*Dataset entries:*

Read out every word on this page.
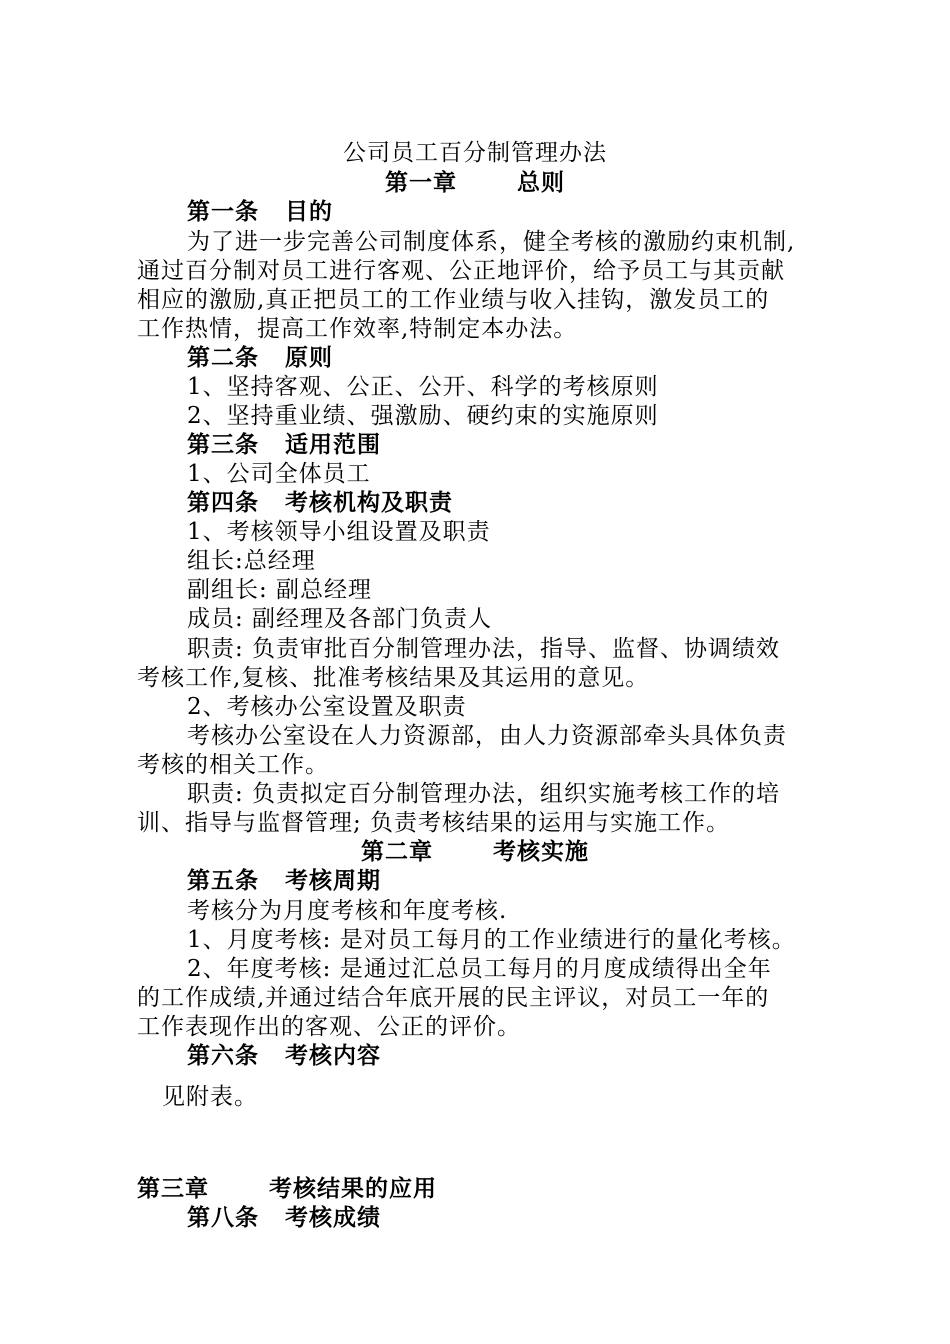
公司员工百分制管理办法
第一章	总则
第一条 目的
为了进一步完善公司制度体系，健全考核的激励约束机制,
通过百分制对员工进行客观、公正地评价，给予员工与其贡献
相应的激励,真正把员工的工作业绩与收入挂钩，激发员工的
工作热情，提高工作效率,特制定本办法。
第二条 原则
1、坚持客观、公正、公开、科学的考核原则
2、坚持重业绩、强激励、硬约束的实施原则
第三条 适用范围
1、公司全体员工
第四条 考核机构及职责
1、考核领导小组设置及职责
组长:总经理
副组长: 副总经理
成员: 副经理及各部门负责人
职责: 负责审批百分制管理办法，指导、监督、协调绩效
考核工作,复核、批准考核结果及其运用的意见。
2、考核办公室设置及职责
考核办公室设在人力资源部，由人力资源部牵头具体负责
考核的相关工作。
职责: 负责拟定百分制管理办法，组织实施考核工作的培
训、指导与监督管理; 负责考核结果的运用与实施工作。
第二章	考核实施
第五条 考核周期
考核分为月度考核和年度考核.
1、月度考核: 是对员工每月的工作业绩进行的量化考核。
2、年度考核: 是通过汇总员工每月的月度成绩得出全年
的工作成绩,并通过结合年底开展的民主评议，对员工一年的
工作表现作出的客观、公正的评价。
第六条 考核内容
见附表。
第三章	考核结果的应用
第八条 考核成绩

*Goal:*
Quote every record above exactly, omitting any pictures they contain.

*Reply:*
Read out every word on this page.
公司员工百分制管理办法
第一章	总则
第一条 目的
为了进一步完善公司制度体系，健全考核的激励约束机制,
通过百分制对员工进行客观、公正地评价，给予员工与其贡献
相应的激励,真正把员工的工作业绩与收入挂钩，激发员工的
工作热情，提高工作效率,特制定本办法。
第二条 原则
1、坚持客观、公正、公开、科学的考核原则
2、坚持重业绩、强激励、硬约束的实施原则
第三条 适用范围
1、公司全体员工
第四条 考核机构及职责
1、考核领导小组设置及职责
组长:总经理
副组长: 副总经理
成员: 副经理及各部门负责人
职责: 负责审批百分制管理办法，指导、监督、协调绩效
考核工作,复核、批准考核结果及其运用的意见。
2、考核办公室设置及职责
考核办公室设在人力资源部，由人力资源部牵头具体负责
考核的相关工作。
职责: 负责拟定百分制管理办法，组织实施考核工作的培
训、指导与监督管理; 负责考核结果的运用与实施工作。
第二章	考核实施
第五条 考核周期
考核分为月度考核和年度考核.
1、月度考核: 是对员工每月的工作业绩进行的量化考核。
2、年度考核: 是通过汇总员工每月的月度成绩得出全年
的工作成绩,并通过结合年底开展的民主评议，对员工一年的
工作表现作出的客观、公正的评价。
第六条 考核内容
见附表。
第三章	考核结果的应用
第八条 考核成绩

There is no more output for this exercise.